_What you should do_
Your task is to copy the lines from the line containing "Type out the text in this image." through the end of the listing below, both included, without any pictures.

## BEGIN Data entries

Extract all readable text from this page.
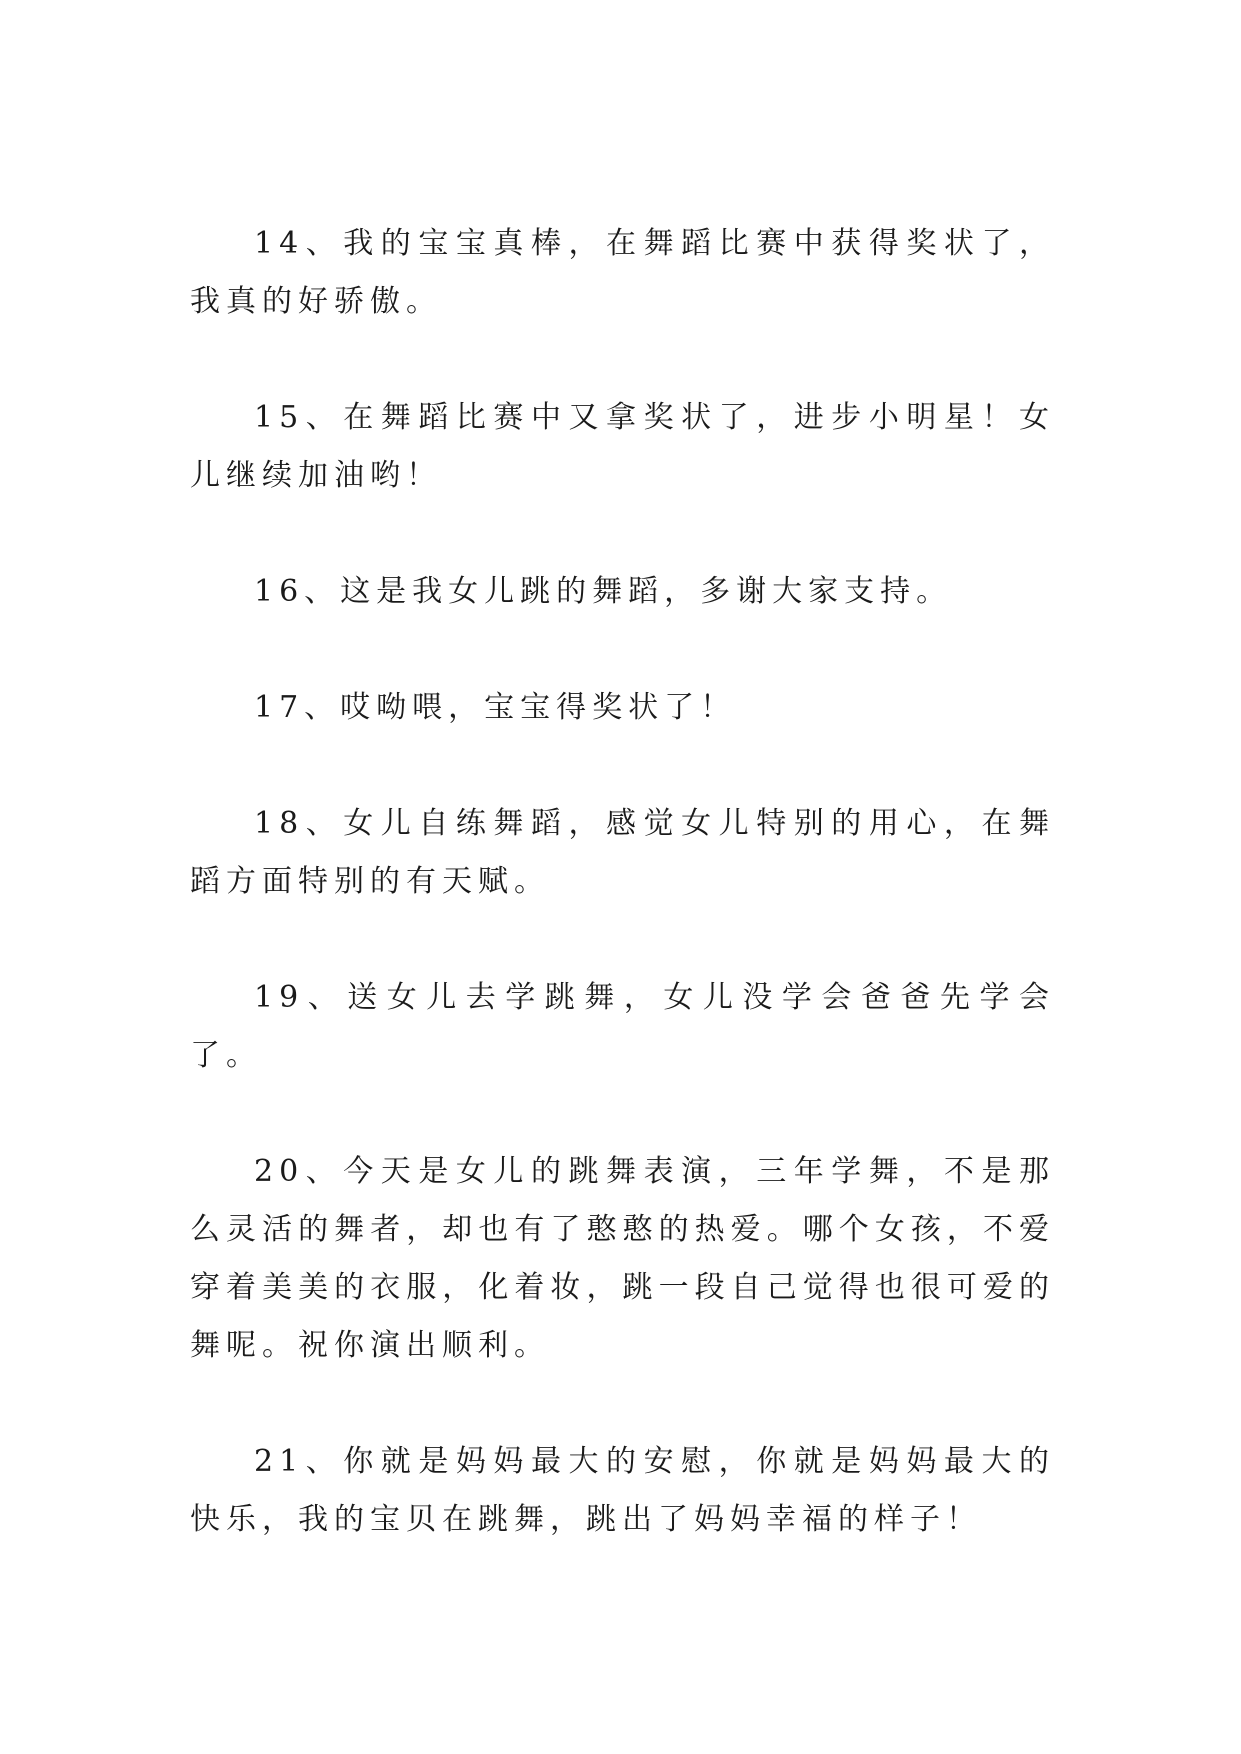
14、我的宝宝真棒，在舞蹈比赛中获得奖状了，我真的好骄傲。

15、在舞蹈比赛中又拿奖状了，进步小明星！女儿继续加油哟！

16、这是我女儿跳的舞蹈，多谢大家支持。

17、哎呦喂，宝宝得奖状了！

18、女儿自练舞蹈，感觉女儿特别的用心，在舞蹈方面特别的有天赋。

19、送女儿去学跳舞，女儿没学会爸爸先学会了。

20、今天是女儿的跳舞表演，三年学舞，不是那么灵活的舞者，却也有了憨憨的热爱。哪个女孩，不爱穿着美美的衣服，化着妆，跳一段自己觉得也很可爱的舞呢。祝你演出顺利。

21、你就是妈妈最大的安慰，你就是妈妈最大的快乐，我的宝贝在跳舞，跳出了妈妈幸福的样子！
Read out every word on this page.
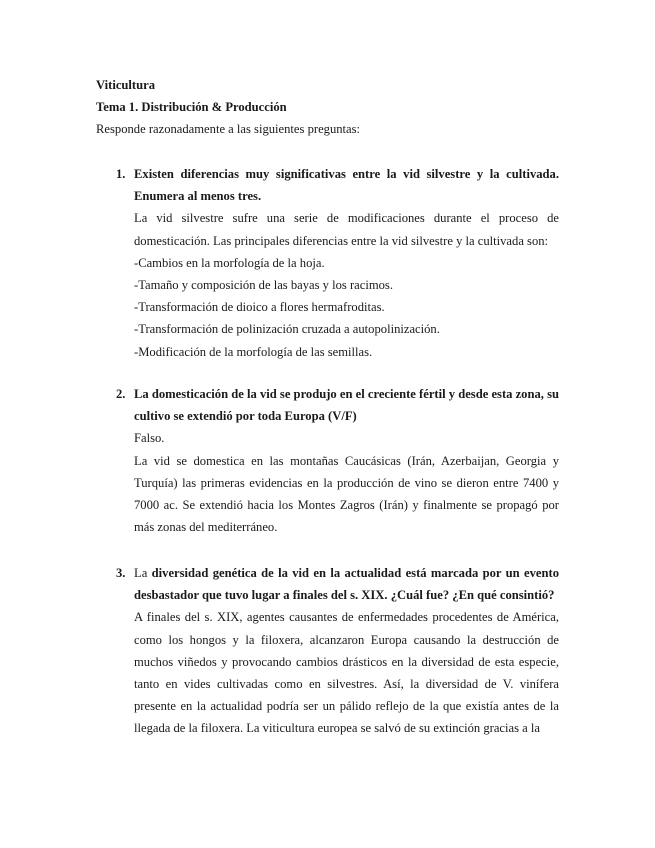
Viticultura
Tema 1. Distribución & Producción
Responde razonadamente a las siguientes preguntas:
1. Existen diferencias muy significativas entre la vid silvestre y la cultivada. Enumera al menos tres.
La vid silvestre sufre una serie de modificaciones durante el proceso de domesticación. Las principales diferencias entre la vid silvestre y la cultivada son:
-Cambios en la morfología de la hoja.
-Tamaño y composición de las bayas y los racimos.
-Transformación de dioico a flores hermafroditas.
-Transformación de polinización cruzada a autopolinización.
-Modificación de la morfología de las semillas.
2. La domesticación de la vid se produjo en el creciente fértil y desde esta zona, su cultivo se extendió por toda Europa (V/F)
Falso.
La vid se domestica en las montañas Caucásicas (Irán, Azerbaijan, Georgia y Turquía) las primeras evidencias en la producción de vino se dieron entre 7400 y 7000 ac. Se extendió hacia los Montes Zagros (Irán) y finalmente se propagó por más zonas del mediterráneo.
3. La diversidad genética de la vid en la actualidad está marcada por un evento desbastador que tuvo lugar a finales del s. XIX. ¿Cuál fue? ¿En qué consintió?
A finales del s. XIX, agentes causantes de enfermedades procedentes de América, como los hongos y la filoxera, alcanzaron Europa causando la destrucción de muchos viñedos y provocando cambios drásticos en la diversidad de esta especie, tanto en vides cultivadas como en silvestres. Así, la diversidad de V. vinífera presente en la actualidad podría ser un pálido reflejo de la que existía antes de la llegada de la filoxera. La viticultura europea se salvó de su extinción gracias a la
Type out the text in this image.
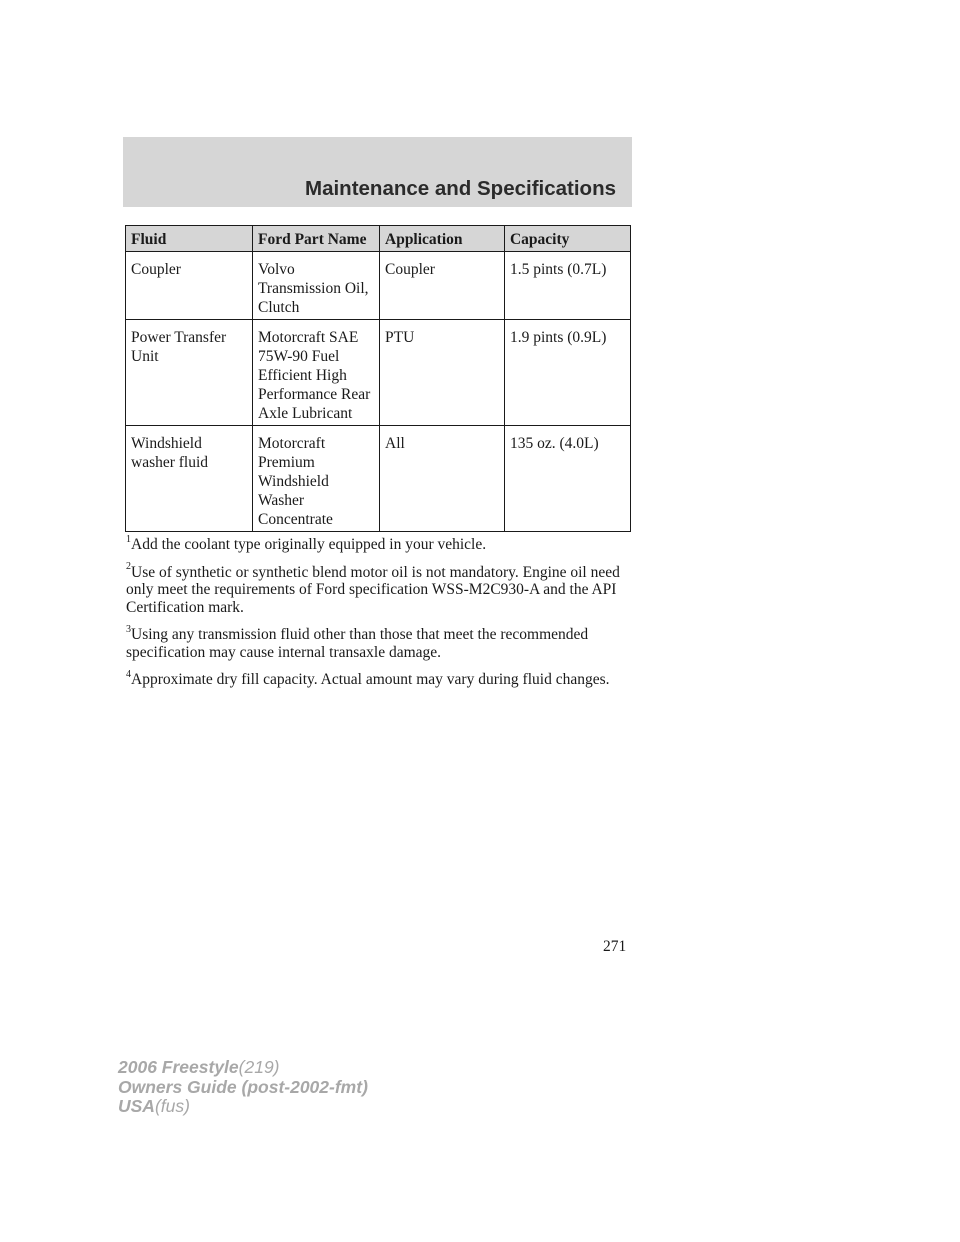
Maintenance and Specifications
Fluid	Ford Part Name	Application	Capacity
Coupler	Volvo Transmission Oil, Clutch	Coupler	1.5 pints (0.7L)
Power Transfer Unit	Motorcraft SAE 75W-90 Fuel Efficient High Performance Rear Axle Lubricant	PTU	1.9 pints (0.9L)
Windshield washer fluid	Motorcraft Premium Windshield Washer Concentrate	All	135 oz. (4.0L)

$^1$Add the coolant type originally equipped in your vehicle.

$^2$Use of synthetic or synthetic blend motor oil is not mandatory. Engine oil need only meet the requirements of Ford specification WSS-M2C930-A and the API Certification mark.

$^3$Using any transmission fluid other than those that meet the recommended specification may cause internal transaxle damage.

$^4$Approximate dry fill capacity. Actual amount may vary during fluid changes.

271
2006 Freestyle(219)
Owners Guide (post-2002-fmt)
USA(fus)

## END Data entries

_Solution_
Type out the text in this image.
Maintenance and Specifications
Fluid	Ford Part Name	Application	Capacity
Coupler	Volvo Transmission Oil, Clutch	Coupler	1.5 pints (0.7L)
Power Transfer Unit	Motorcraft SAE 75W-90 Fuel Efficient High Performance Rear Axle Lubricant	PTU	1.9 pints (0.9L)
Windshield washer fluid	Motorcraft Premium Windshield Washer Concentrate	All	135 oz. (4.0L)

$^1$Add the coolant type originally equipped in your vehicle.

$^2$Use of synthetic or synthetic blend motor oil is not mandatory. Engine oil need only meet the requirements of Ford specification WSS-M2C930-A and the API Certification mark.

$^3$Using any transmission fluid other than those that meet the recommended specification may cause internal transaxle damage.

$^4$Approximate dry fill capacity. Actual amount may vary during fluid changes.

271
2006 Freestyle(219)
Owners Guide (post-2002-fmt)
USA(fus)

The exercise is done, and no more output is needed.